Start of WORKING DATA

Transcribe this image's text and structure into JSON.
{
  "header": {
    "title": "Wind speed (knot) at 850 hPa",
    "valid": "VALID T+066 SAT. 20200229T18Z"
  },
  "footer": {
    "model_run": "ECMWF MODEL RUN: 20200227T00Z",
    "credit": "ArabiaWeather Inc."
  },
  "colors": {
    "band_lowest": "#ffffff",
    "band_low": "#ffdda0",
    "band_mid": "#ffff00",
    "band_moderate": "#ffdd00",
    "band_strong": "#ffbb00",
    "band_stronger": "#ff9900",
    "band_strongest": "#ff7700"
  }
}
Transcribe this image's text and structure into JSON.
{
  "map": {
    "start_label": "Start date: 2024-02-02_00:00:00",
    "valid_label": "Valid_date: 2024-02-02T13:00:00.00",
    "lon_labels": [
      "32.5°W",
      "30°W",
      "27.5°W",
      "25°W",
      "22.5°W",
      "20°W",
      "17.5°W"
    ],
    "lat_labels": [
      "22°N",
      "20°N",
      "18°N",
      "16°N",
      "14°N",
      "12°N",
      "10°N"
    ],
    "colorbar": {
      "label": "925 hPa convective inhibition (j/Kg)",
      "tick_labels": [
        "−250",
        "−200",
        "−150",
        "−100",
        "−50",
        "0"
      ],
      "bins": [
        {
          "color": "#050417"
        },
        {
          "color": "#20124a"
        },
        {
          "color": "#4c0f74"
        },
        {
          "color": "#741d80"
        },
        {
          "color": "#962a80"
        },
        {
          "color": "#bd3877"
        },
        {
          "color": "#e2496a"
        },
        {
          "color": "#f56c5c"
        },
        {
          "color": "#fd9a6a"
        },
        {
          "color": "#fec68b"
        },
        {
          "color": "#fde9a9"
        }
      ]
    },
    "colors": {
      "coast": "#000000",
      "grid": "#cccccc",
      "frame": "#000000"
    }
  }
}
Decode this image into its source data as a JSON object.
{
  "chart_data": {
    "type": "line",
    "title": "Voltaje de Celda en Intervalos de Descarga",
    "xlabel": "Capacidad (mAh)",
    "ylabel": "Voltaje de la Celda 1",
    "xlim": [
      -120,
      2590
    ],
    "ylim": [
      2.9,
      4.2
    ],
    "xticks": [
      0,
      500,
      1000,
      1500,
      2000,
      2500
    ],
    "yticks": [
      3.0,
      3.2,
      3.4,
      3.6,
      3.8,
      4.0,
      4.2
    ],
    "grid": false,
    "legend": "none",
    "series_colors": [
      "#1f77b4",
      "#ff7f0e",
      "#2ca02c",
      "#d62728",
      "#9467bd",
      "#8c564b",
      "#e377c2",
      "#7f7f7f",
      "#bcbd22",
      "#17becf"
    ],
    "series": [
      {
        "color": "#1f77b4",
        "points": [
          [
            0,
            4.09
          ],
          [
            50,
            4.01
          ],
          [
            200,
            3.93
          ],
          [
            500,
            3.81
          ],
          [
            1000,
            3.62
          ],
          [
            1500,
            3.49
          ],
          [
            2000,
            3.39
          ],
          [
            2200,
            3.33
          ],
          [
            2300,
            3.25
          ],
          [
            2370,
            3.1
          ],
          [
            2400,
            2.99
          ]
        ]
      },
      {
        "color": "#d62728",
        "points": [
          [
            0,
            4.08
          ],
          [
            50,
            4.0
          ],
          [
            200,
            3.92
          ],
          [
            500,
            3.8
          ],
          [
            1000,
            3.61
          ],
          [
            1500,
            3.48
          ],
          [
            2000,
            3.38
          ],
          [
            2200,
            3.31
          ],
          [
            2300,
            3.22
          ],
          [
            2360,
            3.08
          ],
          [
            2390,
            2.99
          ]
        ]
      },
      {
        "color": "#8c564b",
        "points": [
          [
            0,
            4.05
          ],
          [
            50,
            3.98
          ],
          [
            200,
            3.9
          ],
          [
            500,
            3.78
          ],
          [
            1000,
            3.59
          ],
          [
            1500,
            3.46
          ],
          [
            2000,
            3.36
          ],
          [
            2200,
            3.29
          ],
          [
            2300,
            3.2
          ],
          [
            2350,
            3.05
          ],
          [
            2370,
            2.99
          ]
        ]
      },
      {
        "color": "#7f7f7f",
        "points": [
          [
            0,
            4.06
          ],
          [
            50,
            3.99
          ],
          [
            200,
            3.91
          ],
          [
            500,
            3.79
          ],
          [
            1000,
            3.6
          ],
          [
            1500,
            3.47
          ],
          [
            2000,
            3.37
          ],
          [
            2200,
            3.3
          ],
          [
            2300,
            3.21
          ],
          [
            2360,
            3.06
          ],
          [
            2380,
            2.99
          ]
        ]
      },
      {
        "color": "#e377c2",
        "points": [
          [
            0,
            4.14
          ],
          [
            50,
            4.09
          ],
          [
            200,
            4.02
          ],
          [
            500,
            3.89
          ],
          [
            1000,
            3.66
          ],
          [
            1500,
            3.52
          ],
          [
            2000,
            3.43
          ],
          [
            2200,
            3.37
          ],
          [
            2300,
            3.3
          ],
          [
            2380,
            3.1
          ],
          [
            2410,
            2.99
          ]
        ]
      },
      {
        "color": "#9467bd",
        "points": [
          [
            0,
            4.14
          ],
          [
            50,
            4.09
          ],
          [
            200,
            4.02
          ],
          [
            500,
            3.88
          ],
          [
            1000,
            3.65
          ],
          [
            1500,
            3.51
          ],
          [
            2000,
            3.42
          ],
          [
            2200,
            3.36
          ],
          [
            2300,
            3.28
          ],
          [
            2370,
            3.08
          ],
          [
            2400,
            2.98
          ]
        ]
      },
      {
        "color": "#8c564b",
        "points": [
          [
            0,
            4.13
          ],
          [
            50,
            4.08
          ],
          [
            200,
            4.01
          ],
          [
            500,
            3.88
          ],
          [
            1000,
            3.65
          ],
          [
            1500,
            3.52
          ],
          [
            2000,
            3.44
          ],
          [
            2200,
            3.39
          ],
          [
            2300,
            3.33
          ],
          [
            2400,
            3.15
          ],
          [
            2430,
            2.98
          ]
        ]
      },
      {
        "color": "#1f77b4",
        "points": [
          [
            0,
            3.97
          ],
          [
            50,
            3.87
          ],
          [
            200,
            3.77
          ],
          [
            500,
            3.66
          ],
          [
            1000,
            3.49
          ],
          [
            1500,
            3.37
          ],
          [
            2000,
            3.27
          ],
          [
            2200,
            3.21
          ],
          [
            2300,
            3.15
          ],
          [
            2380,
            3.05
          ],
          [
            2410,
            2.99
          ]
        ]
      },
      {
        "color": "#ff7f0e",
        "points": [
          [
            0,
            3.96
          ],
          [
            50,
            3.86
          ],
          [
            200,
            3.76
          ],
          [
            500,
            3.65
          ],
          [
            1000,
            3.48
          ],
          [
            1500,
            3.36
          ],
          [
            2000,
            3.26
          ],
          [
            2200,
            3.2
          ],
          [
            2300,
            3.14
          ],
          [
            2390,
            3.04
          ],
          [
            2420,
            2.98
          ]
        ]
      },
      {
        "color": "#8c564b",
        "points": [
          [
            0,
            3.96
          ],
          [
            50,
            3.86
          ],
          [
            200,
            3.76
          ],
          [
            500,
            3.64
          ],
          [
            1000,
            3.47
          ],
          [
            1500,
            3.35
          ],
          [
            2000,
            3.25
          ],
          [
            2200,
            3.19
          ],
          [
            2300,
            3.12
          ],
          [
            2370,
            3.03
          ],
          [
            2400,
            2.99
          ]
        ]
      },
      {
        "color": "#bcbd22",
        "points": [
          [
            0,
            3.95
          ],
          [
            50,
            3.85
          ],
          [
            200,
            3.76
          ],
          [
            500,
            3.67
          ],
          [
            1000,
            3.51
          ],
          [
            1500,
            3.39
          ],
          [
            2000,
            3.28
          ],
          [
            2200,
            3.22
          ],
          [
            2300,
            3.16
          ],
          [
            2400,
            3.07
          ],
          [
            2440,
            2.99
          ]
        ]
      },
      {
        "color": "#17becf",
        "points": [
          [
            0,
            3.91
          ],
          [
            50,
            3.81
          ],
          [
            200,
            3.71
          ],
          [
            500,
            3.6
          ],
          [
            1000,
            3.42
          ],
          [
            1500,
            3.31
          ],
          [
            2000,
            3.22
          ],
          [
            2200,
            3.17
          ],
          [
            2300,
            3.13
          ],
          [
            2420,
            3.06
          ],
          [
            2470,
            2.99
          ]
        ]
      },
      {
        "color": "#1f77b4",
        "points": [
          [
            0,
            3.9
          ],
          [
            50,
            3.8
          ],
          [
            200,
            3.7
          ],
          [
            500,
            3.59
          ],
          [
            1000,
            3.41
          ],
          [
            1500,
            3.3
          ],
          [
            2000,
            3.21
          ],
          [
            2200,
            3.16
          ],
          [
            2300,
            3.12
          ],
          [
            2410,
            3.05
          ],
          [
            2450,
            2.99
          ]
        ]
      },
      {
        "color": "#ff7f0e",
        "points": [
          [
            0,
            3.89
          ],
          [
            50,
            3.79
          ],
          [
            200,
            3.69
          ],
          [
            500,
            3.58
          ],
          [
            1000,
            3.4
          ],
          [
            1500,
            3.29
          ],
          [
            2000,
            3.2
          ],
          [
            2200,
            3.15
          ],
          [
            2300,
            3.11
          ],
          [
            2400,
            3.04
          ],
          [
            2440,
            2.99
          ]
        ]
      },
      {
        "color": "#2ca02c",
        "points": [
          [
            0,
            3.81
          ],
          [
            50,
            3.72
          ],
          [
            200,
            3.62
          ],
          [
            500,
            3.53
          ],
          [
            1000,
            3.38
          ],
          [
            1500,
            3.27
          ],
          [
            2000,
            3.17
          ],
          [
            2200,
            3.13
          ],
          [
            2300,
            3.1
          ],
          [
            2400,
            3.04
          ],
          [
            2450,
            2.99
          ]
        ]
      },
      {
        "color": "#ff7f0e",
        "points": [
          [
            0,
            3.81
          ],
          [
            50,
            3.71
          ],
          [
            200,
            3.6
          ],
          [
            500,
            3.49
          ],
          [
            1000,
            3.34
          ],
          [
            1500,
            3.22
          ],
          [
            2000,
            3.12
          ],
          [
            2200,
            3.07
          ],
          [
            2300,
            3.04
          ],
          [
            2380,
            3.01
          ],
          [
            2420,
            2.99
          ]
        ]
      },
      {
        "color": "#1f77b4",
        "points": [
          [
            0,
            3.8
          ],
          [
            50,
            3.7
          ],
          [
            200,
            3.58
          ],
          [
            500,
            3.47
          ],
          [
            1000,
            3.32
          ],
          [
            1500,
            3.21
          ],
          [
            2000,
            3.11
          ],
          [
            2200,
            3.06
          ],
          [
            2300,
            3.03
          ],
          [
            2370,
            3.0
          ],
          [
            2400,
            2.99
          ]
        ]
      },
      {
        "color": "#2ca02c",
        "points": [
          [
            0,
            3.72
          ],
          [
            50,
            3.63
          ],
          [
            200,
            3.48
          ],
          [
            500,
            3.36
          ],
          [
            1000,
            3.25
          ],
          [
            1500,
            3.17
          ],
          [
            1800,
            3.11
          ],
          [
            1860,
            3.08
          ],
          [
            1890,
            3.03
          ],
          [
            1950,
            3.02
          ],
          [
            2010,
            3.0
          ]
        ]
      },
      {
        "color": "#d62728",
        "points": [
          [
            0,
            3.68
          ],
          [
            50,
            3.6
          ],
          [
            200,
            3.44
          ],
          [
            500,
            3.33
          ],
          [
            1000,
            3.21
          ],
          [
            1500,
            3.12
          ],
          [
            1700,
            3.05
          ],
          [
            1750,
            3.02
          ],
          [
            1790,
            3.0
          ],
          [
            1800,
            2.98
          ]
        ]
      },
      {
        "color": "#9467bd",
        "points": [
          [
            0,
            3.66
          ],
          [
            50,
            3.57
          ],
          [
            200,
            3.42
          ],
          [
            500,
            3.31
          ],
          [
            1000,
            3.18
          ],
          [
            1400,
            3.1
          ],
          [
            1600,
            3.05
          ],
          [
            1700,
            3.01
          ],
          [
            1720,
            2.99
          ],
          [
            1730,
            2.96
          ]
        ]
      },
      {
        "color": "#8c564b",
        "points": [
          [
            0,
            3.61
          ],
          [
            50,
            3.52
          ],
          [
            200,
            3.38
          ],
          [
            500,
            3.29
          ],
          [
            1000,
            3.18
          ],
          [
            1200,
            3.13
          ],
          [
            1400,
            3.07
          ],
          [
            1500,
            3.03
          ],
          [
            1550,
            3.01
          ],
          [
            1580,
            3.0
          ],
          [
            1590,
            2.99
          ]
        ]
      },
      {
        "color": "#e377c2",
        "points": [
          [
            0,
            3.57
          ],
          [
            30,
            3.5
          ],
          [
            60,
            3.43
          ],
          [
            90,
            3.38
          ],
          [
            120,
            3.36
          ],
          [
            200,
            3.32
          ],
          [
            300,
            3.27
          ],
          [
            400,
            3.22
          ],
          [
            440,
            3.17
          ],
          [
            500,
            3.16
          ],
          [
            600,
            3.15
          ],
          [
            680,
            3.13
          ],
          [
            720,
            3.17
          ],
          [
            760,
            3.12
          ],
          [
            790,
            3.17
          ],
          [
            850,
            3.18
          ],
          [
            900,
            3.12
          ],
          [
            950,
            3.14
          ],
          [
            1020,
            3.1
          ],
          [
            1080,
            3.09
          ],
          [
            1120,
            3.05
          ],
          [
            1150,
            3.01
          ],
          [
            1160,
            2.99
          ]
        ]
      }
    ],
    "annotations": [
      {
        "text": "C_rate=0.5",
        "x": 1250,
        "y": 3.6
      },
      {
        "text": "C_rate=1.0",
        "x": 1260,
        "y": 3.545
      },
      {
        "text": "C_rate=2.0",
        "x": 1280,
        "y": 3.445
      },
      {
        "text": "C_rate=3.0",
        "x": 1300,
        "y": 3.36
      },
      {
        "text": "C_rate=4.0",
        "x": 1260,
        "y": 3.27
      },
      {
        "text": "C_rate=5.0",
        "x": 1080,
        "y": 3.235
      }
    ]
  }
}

End of WORKING DATA

## GOAL
Using the entries above, tally how many lines have the word "Voltaje" in them; write the number and nothing more.

## CORRECT OUTPUT
2